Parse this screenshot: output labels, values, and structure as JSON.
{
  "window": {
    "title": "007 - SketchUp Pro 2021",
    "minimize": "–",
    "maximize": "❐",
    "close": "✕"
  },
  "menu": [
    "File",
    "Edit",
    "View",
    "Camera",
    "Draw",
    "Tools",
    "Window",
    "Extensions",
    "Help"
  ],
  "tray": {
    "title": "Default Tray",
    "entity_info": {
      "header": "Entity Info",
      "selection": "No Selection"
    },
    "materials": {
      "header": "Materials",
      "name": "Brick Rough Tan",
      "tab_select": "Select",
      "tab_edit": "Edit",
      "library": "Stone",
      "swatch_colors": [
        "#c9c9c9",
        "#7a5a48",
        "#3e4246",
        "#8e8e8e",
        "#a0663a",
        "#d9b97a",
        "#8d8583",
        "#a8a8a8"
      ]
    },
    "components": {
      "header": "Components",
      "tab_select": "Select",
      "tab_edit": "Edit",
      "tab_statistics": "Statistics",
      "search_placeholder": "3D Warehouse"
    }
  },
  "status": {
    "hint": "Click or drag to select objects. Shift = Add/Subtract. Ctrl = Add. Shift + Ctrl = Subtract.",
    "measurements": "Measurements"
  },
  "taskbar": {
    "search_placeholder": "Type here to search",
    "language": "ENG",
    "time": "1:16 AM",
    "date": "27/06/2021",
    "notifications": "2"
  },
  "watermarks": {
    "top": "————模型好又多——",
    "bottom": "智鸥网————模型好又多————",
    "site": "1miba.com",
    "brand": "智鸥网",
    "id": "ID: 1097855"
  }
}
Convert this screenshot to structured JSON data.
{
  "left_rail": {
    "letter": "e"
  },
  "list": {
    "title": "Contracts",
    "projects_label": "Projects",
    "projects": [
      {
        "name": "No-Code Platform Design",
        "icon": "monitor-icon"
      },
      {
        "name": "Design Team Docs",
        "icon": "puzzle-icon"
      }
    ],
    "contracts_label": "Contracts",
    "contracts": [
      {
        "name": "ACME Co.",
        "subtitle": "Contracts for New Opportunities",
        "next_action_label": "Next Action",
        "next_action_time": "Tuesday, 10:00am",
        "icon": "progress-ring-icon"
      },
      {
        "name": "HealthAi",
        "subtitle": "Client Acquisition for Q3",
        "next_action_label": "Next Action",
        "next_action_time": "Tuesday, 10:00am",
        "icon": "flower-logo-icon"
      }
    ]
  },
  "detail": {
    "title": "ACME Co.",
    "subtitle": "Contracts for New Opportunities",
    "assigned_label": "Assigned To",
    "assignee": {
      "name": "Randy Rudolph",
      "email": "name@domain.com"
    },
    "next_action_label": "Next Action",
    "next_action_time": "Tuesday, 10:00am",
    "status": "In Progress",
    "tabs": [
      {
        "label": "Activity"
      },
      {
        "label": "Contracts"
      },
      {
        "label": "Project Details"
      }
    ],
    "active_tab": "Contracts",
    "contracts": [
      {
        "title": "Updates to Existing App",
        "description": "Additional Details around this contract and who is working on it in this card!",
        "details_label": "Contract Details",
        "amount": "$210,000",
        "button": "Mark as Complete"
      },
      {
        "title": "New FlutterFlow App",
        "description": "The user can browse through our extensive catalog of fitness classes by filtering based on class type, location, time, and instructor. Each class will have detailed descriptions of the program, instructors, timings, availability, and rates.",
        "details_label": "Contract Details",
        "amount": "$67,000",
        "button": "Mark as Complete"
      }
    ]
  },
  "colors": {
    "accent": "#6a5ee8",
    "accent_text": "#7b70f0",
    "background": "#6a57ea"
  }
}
◆ ◆ ◆ ◆ ◆
[Problem to solve]
Give the complete listing a second time, exactly as it reads.

[Completed task]
Parse this screenshot: output labels, values, and structure as JSON.
{
  "window": {
    "title": "007 - SketchUp Pro 2021",
    "minimize": "–",
    "maximize": "❐",
    "close": "✕"
  },
  "menu": [
    "File",
    "Edit",
    "View",
    "Camera",
    "Draw",
    "Tools",
    "Window",
    "Extensions",
    "Help"
  ],
  "tray": {
    "title": "Default Tray",
    "entity_info": {
      "header": "Entity Info",
      "selection": "No Selection"
    },
    "materials": {
      "header": "Materials",
      "name": "Brick Rough Tan",
      "tab_select": "Select",
      "tab_edit": "Edit",
      "library": "Stone",
      "swatch_colors": [
        "#c9c9c9",
        "#7a5a48",
        "#3e4246",
        "#8e8e8e",
        "#a0663a",
        "#d9b97a",
        "#8d8583",
        "#a8a8a8"
      ]
    },
    "components": {
      "header": "Components",
      "tab_select": "Select",
      "tab_edit": "Edit",
      "tab_statistics": "Statistics",
      "search_placeholder": "3D Warehouse"
    }
  },
  "status": {
    "hint": "Click or drag to select objects. Shift = Add/Subtract. Ctrl = Add. Shift + Ctrl = Subtract.",
    "measurements": "Measurements"
  },
  "taskbar": {
    "search_placeholder": "Type here to search",
    "language": "ENG",
    "time": "1:16 AM",
    "date": "27/06/2021",
    "notifications": "2"
  },
  "watermarks": {
    "top": "————模型好又多——",
    "bottom": "智鸥网————模型好又多————",
    "site": "1miba.com",
    "brand": "智鸥网",
    "id": "ID: 1097855"
  }
}
Convert this screenshot to structured JSON data.
{
  "left_rail": {
    "letter": "e"
  },
  "list": {
    "title": "Contracts",
    "projects_label": "Projects",
    "projects": [
      {
        "name": "No-Code Platform Design",
        "icon": "monitor-icon"
      },
      {
        "name": "Design Team Docs",
        "icon": "puzzle-icon"
      }
    ],
    "contracts_label": "Contracts",
    "contracts": [
      {
        "name": "ACME Co.",
        "subtitle": "Contracts for New Opportunities",
        "next_action_label": "Next Action",
        "next_action_time": "Tuesday, 10:00am",
        "icon": "progress-ring-icon"
      },
      {
        "name": "HealthAi",
        "subtitle": "Client Acquisition for Q3",
        "next_action_label": "Next Action",
        "next_action_time": "Tuesday, 10:00am",
        "icon": "flower-logo-icon"
      }
    ]
  },
  "detail": {
    "title": "ACME Co.",
    "subtitle": "Contracts for New Opportunities",
    "assigned_label": "Assigned To",
    "assignee": {
      "name": "Randy Rudolph",
      "email": "name@domain.com"
    },
    "next_action_label": "Next Action",
    "next_action_time": "Tuesday, 10:00am",
    "status": "In Progress",
    "tabs": [
      {
        "label": "Activity"
      },
      {
        "label": "Contracts"
      },
      {
        "label": "Project Details"
      }
    ],
    "active_tab": "Contracts",
    "contracts": [
      {
        "title": "Updates to Existing App",
        "description": "Additional Details around this contract and who is working on it in this card!",
        "details_label": "Contract Details",
        "amount": "$210,000",
        "button": "Mark as Complete"
      },
      {
        "title": "New FlutterFlow App",
        "description": "The user can browse through our extensive catalog of fitness classes by filtering based on class type, location, time, and instructor. Each class will have detailed descriptions of the program, instructors, timings, availability, and rates.",
        "details_label": "Contract Details",
        "amount": "$67,000",
        "button": "Mark as Complete"
      }
    ]
  },
  "colors": {
    "accent": "#6a5ee8",
    "accent_text": "#7b70f0",
    "background": "#6a57ea"
  }
}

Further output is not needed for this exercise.